-- Instructions for the task --
Identify the lines that contain the string "Vertical" and copy all of them.

..........

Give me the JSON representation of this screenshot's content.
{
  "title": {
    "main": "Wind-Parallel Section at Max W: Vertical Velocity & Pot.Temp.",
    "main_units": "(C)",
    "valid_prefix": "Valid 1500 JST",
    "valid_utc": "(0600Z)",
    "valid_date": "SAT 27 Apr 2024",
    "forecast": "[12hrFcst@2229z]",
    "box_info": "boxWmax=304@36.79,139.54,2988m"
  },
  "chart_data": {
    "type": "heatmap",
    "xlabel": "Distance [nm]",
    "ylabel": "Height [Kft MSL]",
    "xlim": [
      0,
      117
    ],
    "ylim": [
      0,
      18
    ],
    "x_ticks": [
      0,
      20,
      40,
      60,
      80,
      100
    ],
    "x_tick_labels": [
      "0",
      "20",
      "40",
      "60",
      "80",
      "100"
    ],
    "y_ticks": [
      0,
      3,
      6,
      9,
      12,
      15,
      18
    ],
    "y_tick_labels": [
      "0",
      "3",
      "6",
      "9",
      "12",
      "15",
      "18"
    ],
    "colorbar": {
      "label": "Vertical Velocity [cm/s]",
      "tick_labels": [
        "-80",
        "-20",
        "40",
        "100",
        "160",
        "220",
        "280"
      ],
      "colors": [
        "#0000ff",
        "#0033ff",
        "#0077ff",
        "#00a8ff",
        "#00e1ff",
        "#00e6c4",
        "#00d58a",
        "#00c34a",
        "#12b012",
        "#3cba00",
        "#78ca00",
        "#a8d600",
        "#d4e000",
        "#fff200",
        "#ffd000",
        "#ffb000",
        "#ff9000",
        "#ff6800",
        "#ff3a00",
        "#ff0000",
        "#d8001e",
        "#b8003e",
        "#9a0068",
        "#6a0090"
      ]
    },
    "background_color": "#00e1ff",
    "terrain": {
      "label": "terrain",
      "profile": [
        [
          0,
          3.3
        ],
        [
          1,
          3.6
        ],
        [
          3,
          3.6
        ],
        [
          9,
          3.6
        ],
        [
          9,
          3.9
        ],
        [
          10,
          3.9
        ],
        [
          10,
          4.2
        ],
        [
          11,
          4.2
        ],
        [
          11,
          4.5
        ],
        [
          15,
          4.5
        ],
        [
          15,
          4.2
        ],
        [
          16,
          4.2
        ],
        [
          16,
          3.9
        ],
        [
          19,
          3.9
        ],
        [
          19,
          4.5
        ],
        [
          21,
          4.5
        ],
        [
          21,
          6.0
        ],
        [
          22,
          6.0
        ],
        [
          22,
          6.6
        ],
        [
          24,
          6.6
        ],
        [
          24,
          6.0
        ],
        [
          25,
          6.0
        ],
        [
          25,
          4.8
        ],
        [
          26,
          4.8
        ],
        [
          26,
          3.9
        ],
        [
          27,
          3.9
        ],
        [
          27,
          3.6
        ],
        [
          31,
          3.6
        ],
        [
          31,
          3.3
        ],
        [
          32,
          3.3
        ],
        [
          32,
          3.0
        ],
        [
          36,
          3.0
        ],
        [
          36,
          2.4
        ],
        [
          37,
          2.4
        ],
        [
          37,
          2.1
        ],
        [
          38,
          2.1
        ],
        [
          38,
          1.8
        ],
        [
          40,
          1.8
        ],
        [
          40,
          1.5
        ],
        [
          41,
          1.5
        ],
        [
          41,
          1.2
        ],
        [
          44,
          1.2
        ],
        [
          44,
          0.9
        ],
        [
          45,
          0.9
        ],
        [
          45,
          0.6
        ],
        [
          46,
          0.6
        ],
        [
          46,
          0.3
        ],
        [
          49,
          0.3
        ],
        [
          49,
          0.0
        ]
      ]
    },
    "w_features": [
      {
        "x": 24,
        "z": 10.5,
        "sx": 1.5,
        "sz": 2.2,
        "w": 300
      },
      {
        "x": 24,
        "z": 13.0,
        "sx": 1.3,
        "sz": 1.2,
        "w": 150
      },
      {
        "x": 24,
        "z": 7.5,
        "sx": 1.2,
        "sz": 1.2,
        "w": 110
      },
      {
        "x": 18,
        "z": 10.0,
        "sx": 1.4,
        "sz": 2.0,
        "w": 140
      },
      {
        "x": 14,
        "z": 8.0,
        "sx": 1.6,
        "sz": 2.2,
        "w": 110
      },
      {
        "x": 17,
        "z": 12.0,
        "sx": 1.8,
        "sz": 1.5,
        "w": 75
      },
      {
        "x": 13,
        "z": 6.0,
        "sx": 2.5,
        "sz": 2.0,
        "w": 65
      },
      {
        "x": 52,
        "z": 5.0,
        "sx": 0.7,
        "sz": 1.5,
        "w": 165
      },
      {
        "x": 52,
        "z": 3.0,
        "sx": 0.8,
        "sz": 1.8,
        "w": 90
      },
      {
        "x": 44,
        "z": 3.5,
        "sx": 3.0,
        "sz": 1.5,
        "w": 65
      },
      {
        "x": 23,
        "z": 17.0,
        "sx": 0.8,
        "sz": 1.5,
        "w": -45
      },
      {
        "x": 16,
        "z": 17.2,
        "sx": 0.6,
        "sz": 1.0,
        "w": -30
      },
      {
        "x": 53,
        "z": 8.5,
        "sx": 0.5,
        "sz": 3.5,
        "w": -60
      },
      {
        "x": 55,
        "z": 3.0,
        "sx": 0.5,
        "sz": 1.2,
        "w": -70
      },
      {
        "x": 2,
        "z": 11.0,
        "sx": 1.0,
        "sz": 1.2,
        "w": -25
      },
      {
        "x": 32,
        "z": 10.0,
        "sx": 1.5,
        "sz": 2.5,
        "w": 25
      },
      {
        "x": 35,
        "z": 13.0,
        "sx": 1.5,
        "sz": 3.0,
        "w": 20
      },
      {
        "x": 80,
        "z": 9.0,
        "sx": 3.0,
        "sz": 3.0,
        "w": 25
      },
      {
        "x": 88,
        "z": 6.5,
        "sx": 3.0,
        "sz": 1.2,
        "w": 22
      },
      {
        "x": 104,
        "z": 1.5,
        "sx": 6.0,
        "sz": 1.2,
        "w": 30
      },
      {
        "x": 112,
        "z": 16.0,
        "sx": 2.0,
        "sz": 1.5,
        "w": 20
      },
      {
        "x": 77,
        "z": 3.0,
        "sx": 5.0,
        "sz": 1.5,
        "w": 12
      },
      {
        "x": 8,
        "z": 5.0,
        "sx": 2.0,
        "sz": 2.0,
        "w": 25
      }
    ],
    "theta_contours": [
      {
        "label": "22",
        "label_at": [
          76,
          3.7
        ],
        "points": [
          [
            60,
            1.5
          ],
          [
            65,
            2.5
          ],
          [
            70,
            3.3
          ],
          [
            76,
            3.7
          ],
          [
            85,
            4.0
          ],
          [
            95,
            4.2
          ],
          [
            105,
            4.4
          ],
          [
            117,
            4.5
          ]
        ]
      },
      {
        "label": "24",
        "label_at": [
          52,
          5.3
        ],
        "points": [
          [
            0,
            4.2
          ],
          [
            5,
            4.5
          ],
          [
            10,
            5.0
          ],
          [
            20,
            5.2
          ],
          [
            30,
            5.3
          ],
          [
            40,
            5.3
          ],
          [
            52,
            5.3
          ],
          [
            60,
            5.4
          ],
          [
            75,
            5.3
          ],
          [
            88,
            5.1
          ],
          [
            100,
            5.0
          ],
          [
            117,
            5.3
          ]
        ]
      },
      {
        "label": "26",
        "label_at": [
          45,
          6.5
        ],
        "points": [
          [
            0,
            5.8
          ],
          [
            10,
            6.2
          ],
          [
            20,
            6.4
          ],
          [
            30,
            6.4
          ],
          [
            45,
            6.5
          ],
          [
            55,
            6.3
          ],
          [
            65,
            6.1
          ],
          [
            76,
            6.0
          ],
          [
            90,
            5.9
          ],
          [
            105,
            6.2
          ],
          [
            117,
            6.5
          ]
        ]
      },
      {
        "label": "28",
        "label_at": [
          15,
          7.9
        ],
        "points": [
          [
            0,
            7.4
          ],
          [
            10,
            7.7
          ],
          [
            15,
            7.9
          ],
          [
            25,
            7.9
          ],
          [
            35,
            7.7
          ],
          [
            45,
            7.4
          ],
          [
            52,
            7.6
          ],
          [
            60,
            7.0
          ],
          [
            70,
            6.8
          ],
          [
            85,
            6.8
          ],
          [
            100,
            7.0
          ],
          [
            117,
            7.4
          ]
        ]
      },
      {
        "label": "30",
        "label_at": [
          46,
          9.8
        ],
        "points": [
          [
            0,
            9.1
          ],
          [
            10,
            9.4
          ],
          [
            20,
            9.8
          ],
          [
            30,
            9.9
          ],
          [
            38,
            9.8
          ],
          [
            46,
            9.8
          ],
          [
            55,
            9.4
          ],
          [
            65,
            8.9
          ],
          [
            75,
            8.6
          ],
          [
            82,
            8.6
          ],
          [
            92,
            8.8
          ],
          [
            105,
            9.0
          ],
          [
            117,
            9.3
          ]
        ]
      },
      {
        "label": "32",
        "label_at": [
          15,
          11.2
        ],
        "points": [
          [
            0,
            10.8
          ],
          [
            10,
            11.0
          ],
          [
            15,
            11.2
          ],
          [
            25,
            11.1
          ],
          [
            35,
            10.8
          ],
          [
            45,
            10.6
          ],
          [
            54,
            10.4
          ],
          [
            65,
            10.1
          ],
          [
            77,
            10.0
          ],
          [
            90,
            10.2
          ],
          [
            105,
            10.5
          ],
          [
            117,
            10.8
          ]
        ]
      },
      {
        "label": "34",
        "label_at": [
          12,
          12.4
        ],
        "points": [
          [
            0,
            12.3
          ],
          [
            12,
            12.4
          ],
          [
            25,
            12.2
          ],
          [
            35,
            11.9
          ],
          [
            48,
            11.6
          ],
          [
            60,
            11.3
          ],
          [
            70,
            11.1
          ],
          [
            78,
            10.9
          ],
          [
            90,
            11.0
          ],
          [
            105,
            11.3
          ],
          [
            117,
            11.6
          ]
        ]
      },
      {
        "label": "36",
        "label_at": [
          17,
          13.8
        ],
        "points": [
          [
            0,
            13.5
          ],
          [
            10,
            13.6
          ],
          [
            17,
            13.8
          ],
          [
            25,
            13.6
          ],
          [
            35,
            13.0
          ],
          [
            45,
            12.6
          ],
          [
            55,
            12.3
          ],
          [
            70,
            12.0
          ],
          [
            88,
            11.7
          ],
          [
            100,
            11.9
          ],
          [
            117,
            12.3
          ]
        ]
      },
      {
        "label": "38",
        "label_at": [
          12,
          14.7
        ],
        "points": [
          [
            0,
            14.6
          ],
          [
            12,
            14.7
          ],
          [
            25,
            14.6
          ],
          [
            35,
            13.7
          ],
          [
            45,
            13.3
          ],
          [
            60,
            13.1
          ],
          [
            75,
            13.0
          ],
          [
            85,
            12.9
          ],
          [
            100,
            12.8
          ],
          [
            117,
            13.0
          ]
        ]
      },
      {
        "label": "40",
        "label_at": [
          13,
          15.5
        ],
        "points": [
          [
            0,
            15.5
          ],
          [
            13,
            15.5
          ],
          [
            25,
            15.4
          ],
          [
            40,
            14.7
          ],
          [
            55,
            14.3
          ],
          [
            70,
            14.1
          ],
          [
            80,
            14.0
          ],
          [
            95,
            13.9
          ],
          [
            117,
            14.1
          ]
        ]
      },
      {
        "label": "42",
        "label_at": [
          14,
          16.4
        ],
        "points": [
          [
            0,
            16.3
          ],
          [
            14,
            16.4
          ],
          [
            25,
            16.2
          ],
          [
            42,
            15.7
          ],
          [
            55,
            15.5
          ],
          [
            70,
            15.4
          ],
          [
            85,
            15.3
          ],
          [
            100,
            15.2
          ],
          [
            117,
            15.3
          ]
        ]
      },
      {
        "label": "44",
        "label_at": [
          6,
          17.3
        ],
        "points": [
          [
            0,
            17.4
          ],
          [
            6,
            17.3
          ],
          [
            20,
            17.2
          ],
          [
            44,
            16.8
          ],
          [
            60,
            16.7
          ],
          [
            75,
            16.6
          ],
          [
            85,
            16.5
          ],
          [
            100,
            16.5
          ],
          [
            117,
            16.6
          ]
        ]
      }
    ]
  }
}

..........

-- Correct result --
    "main": "Wind-Parallel Section at Max W: Vertical Velocity & Pot.Temp.",
      "label": "Vertical Velocity [cm/s]",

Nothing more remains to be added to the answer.